### AIM OF THE TASK
Establish how many lines in the material include the string "Этап" and report it as a lone number.

──────── RAW DATA ────────

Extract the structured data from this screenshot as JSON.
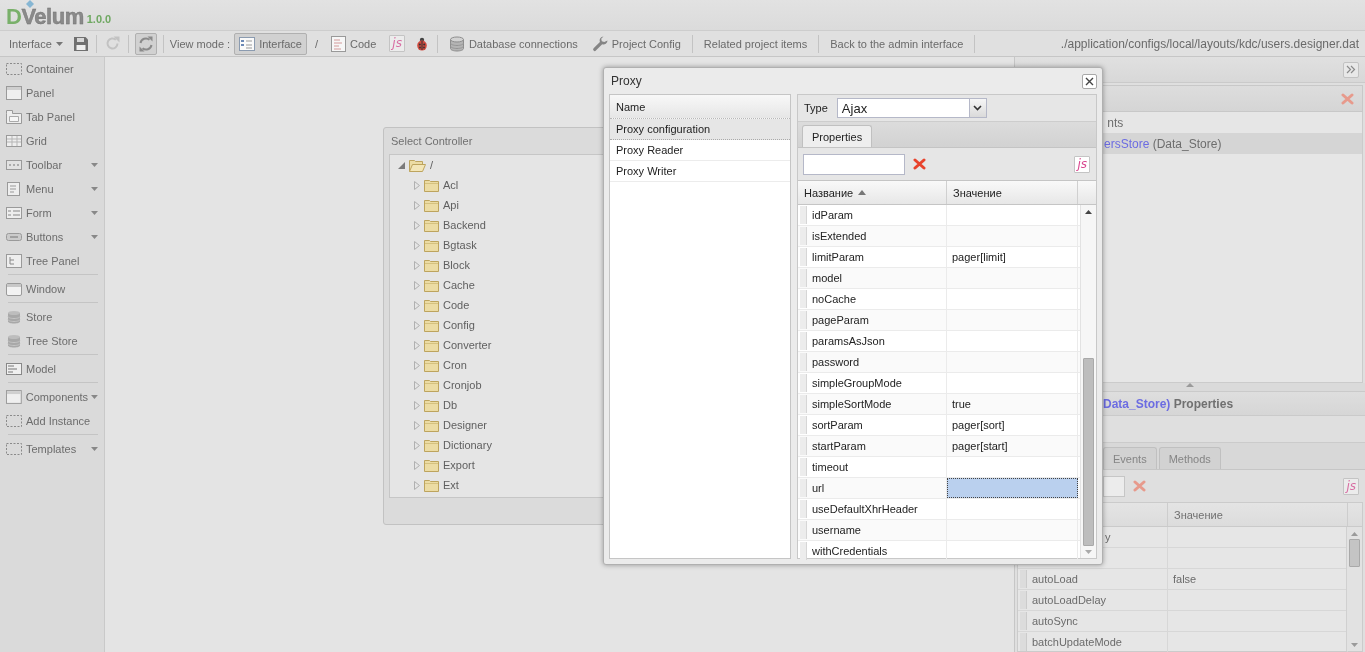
{
  "header": {
    "logo": {
      "initial": "D",
      "rest": "Velum"
    },
    "version": "1.0.0"
  },
  "toolbar": {
    "menu_label": "Interface",
    "refresh_button": {
      "disabled": true
    },
    "sync_button": {
      "pressed": true
    },
    "view_mode_label": "View mode :",
    "view_modes": [
      {
        "label": "Interface",
        "selected": true
      },
      {
        "label": "Code",
        "selected": false
      }
    ],
    "mode_divider": "/",
    "script_button": "js",
    "links": [
      "Database connections",
      "Project Config",
      "Related project items",
      "Back to the admin interface"
    ],
    "path": "./application/configs/local/layouts/kdc/users.designer.dat"
  },
  "sidebar": {
    "groups": [
      [
        {
          "label": "Container",
          "kind": "container",
          "menu": false
        },
        {
          "label": "Panel",
          "kind": "panel",
          "menu": false
        },
        {
          "label": "Tab Panel",
          "kind": "tabs",
          "menu": false
        },
        {
          "label": "Grid",
          "kind": "grid",
          "menu": false
        },
        {
          "label": "Toolbar",
          "kind": "toolbar",
          "menu": true
        },
        {
          "label": "Menu",
          "kind": "menu",
          "menu": true
        },
        {
          "label": "Form",
          "kind": "form",
          "menu": true
        },
        {
          "label": "Buttons",
          "kind": "button",
          "menu": true
        },
        {
          "label": "Tree Panel",
          "kind": "tree",
          "menu": false
        }
      ],
      [
        {
          "label": "Window",
          "kind": "window",
          "menu": false
        }
      ],
      [
        {
          "label": "Store",
          "kind": "store",
          "menu": false
        },
        {
          "label": "Tree Store",
          "kind": "store",
          "menu": false
        }
      ],
      [
        {
          "label": "Model",
          "kind": "model",
          "menu": false
        }
      ],
      [
        {
          "label": "Components",
          "kind": "panel",
          "menu": true
        },
        {
          "label": "Add Instance",
          "kind": "container",
          "menu": false
        }
      ],
      [
        {
          "label": "Templates",
          "kind": "container",
          "menu": true
        }
      ]
    ]
  },
  "controller_window": {
    "title": "Select Controller",
    "tree": [
      {
        "label": "/",
        "expanded": true,
        "children": [
          {
            "label": "Acl",
            "expanded": false
          },
          {
            "label": "Api",
            "expanded": false
          },
          {
            "label": "Backend",
            "expanded": false
          },
          {
            "label": "Bgtask",
            "expanded": false
          },
          {
            "label": "Block",
            "expanded": false
          },
          {
            "label": "Cache",
            "expanded": false
          },
          {
            "label": "Code",
            "expanded": false
          },
          {
            "label": "Config",
            "expanded": false
          },
          {
            "label": "Converter",
            "expanded": false
          },
          {
            "label": "Cron",
            "expanded": false
          },
          {
            "label": "Cronjob",
            "expanded": false
          },
          {
            "label": "Db",
            "expanded": false
          },
          {
            "label": "Designer",
            "expanded": false
          },
          {
            "label": "Dictionary",
            "expanded": false
          },
          {
            "label": "Export",
            "expanded": false
          },
          {
            "label": "Ext",
            "expanded": false
          }
        ]
      }
    ]
  },
  "proxy_window": {
    "title": "Proxy",
    "list_header": "Name",
    "sections": [
      {
        "label": "Proxy configuration",
        "selected": true
      },
      {
        "label": "Proxy Reader",
        "selected": false
      },
      {
        "label": "Proxy Writer",
        "selected": false
      }
    ],
    "type_label": "Type",
    "type_value": "Ajax",
    "tabs": [
      {
        "label": "Properties",
        "selected": true
      }
    ],
    "script_button": "js",
    "columns": [
      {
        "label": "Название",
        "sorted_ascending": true
      },
      {
        "label": "Значение",
        "sorted_ascending": false
      }
    ],
    "rows": [
      {
        "name": "idParam",
        "selected": false
      },
      {
        "name": "isExtended",
        "selected": false
      },
      {
        "name": "limitParam",
        "value": "pager[limit]",
        "selected": false
      },
      {
        "name": "model",
        "selected": false
      },
      {
        "name": "noCache",
        "selected": false
      },
      {
        "name": "pageParam",
        "selected": false
      },
      {
        "name": "paramsAsJson",
        "selected": false
      },
      {
        "name": "password",
        "selected": false
      },
      {
        "name": "simpleGroupMode",
        "selected": false
      },
      {
        "name": "simpleSortMode",
        "value": "true",
        "selected": false
      },
      {
        "name": "sortParam",
        "value": "pager[sort]",
        "selected": false
      },
      {
        "name": "startParam",
        "value": "pager[start]",
        "selected": false
      },
      {
        "name": "timeout",
        "selected": false
      },
      {
        "name": "url",
        "selected": true
      },
      {
        "name": "useDefaultXhrHeader",
        "selected": false
      },
      {
        "name": "username",
        "selected": false
      },
      {
        "name": "withCredentials",
        "selected": false
      }
    ]
  },
  "right_panel": {
    "tree": [
      {
        "label": "nts",
        "selected": false
      },
      {
        "name": "ersStore",
        "label": "(Data_Store)",
        "selected": true
      }
    ],
    "properties_title": {
      "object": "Data_Store)",
      "label": "Properties"
    },
    "tabs": [
      {
        "label": "Events",
        "selected": false
      },
      {
        "label": "Methods",
        "selected": false
      }
    ],
    "script_button": "js",
    "columns": [
      {
        "label": "Значение"
      }
    ],
    "rows": [
      {
        "name": "y"
      },
      {},
      {
        "name": "autoLoad",
        "value": "false"
      },
      {
        "name": "autoLoadDelay"
      },
      {
        "name": "autoSync"
      },
      {
        "name": "batchUpdateMode"
      }
    ]
  }
}
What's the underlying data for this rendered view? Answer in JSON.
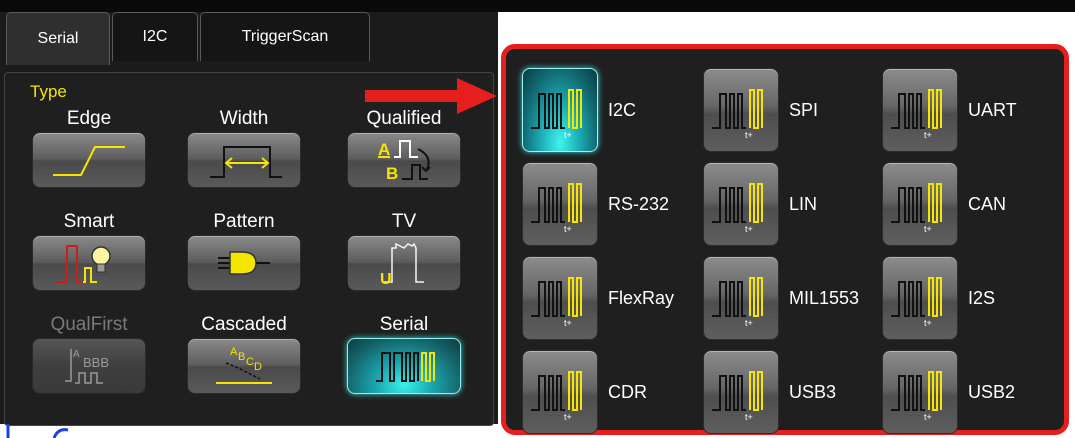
{
  "tabs": [
    {
      "label": "Serial",
      "active": true
    },
    {
      "label": "I2C",
      "active": false
    },
    {
      "label": "TriggerScan",
      "active": false
    }
  ],
  "type_label": "Type",
  "trigger_types": [
    {
      "label": "Edge",
      "icon": "edge-icon",
      "selected": false,
      "enabled": true
    },
    {
      "label": "Width",
      "icon": "width-icon",
      "selected": false,
      "enabled": true
    },
    {
      "label": "Qualified",
      "icon": "qualified-icon",
      "selected": false,
      "enabled": true
    },
    {
      "label": "Smart",
      "icon": "smart-icon",
      "selected": false,
      "enabled": true
    },
    {
      "label": "Pattern",
      "icon": "pattern-icon",
      "selected": false,
      "enabled": true
    },
    {
      "label": "TV",
      "icon": "tv-icon",
      "selected": false,
      "enabled": true
    },
    {
      "label": "QualFirst",
      "icon": "qualfirst-icon",
      "selected": false,
      "enabled": false
    },
    {
      "label": "Cascaded",
      "icon": "cascaded-icon",
      "selected": false,
      "enabled": true
    },
    {
      "label": "Serial",
      "icon": "serial-icon",
      "selected": true,
      "enabled": true
    }
  ],
  "protocols": [
    {
      "label": "I2C",
      "selected": true
    },
    {
      "label": "SPI",
      "selected": false
    },
    {
      "label": "UART",
      "selected": false
    },
    {
      "label": "RS-232",
      "selected": false
    },
    {
      "label": "LIN",
      "selected": false
    },
    {
      "label": "CAN",
      "selected": false
    },
    {
      "label": "FlexRay",
      "selected": false
    },
    {
      "label": "MIL1553",
      "selected": false
    },
    {
      "label": "I2S",
      "selected": false
    },
    {
      "label": "CDR",
      "selected": false
    },
    {
      "label": "USB3",
      "selected": false
    },
    {
      "label": "USB2",
      "selected": false
    }
  ],
  "colors": {
    "highlight_border": "#e61e1e",
    "type_label": "#f5e500",
    "selected_button": "#1cb0b8",
    "waveform_yellow": "#f5e500"
  }
}
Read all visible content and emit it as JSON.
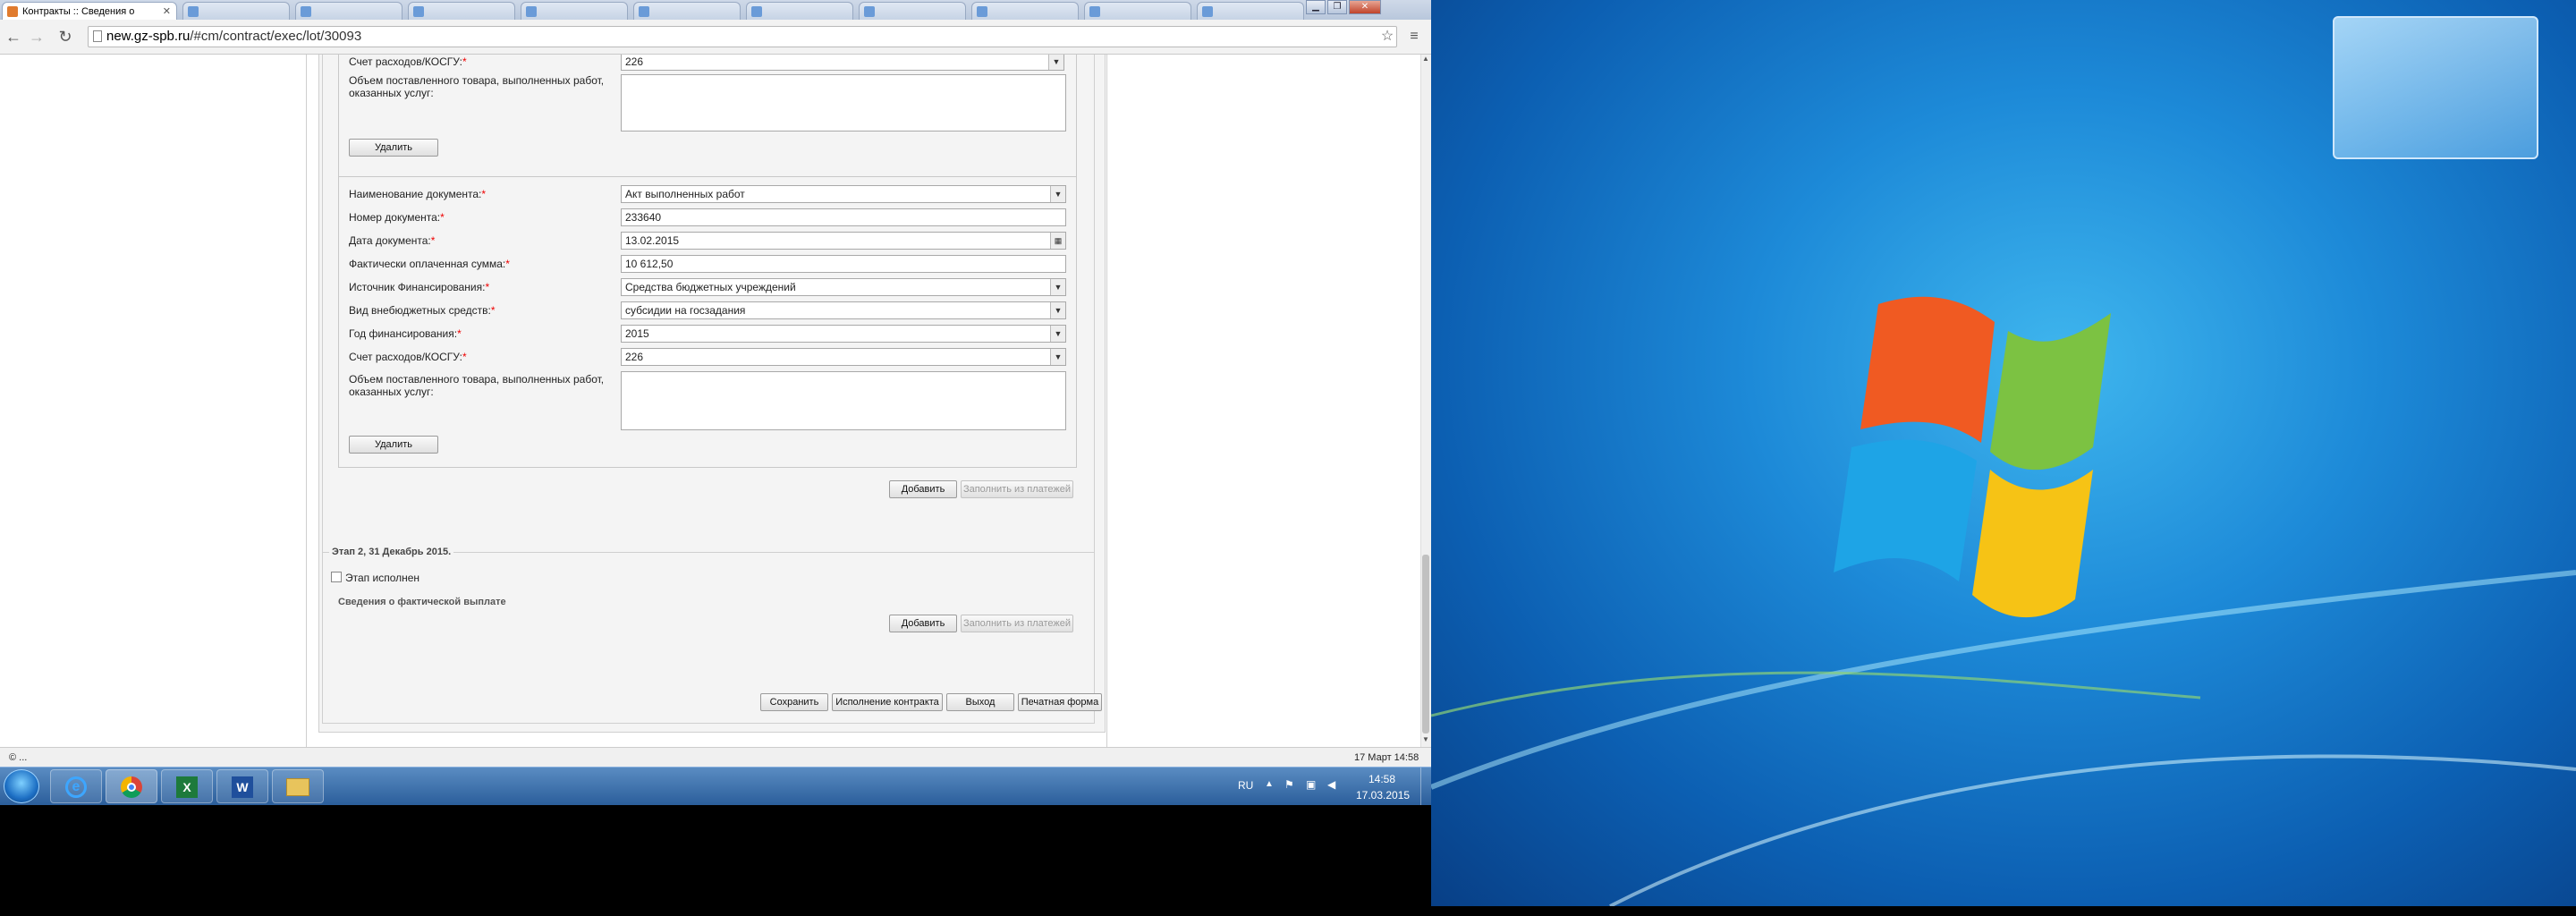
{
  "browser": {
    "tabs": [
      {
        "label": "Контракты :: Сведения о",
        "active": true
      },
      {
        "label": "",
        "active": false
      },
      {
        "label": "",
        "active": false
      },
      {
        "label": "",
        "active": false
      },
      {
        "label": "",
        "active": false
      },
      {
        "label": "",
        "active": false
      },
      {
        "label": "",
        "active": false
      },
      {
        "label": "",
        "active": false
      }
    ],
    "url_host": "new.gz-spb.ru",
    "url_path": "/#cm/contract/exec/lot/30093",
    "status_left": "© ...",
    "status_right": "17 Март 14:58"
  },
  "form": {
    "top_panel": {
      "account_label": "Счет расходов/КОСГУ:",
      "account_value": "226",
      "volume_label_line1": "Объем поставленного товара, выполненных работ,",
      "volume_label_line2": "оказанных услуг:",
      "delete_label": "Удалить"
    },
    "doc_panel": {
      "doc_name_label": "Наименование документа:",
      "doc_name_value": "Акт выполненных работ",
      "doc_number_label": "Номер документа:",
      "doc_number_value": "233640",
      "doc_date_label": "Дата документа:",
      "doc_date_value": "13.02.2015",
      "paid_sum_label": "Фактически оплаченная сумма:",
      "paid_sum_value": "10 612,50",
      "source_label": "Источник Финансирования:",
      "source_value": "Средства бюджетных учреждений",
      "offbudget_label": "Вид внебюджетных средств:",
      "offbudget_value": "субсидии на госзадания",
      "year_label": "Год финансирования:",
      "year_value": "2015",
      "account_label": "Счет расходов/КОСГУ:",
      "account_value": "226",
      "volume_label_line1": "Объем поставленного товара, выполненных работ,",
      "volume_label_line2": "оказанных услуг:",
      "delete_label": "Удалить"
    },
    "add_label": "Добавить",
    "fill_from_payments_label": "Заполнить из платежей",
    "stage2": {
      "legend": "Этап 2, 31 Декабрь 2015.",
      "done_label": "Этап исполнен",
      "actual_payment_heading": "Сведения о фактической выплате",
      "add_label": "Добавить",
      "fill_from_payments_label": "Заполнить из платежей"
    },
    "footer_buttons": {
      "save": "Сохранить",
      "execution": "Исполнение контракта",
      "exit": "Выход",
      "print": "Печатная форма"
    },
    "required_marker": "*"
  },
  "taskbar": {
    "language": "RU",
    "time": "14:58",
    "date": "17.03.2015",
    "pinned_icons": [
      "internet-explorer-icon",
      "chrome-icon",
      "excel-icon",
      "word-icon",
      "explorer-folder-icon"
    ]
  },
  "colors": {
    "required": "#e00000",
    "taskbar": "#2a5d9a",
    "desktop": "#1d8ad8"
  }
}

────────

### RESULT
2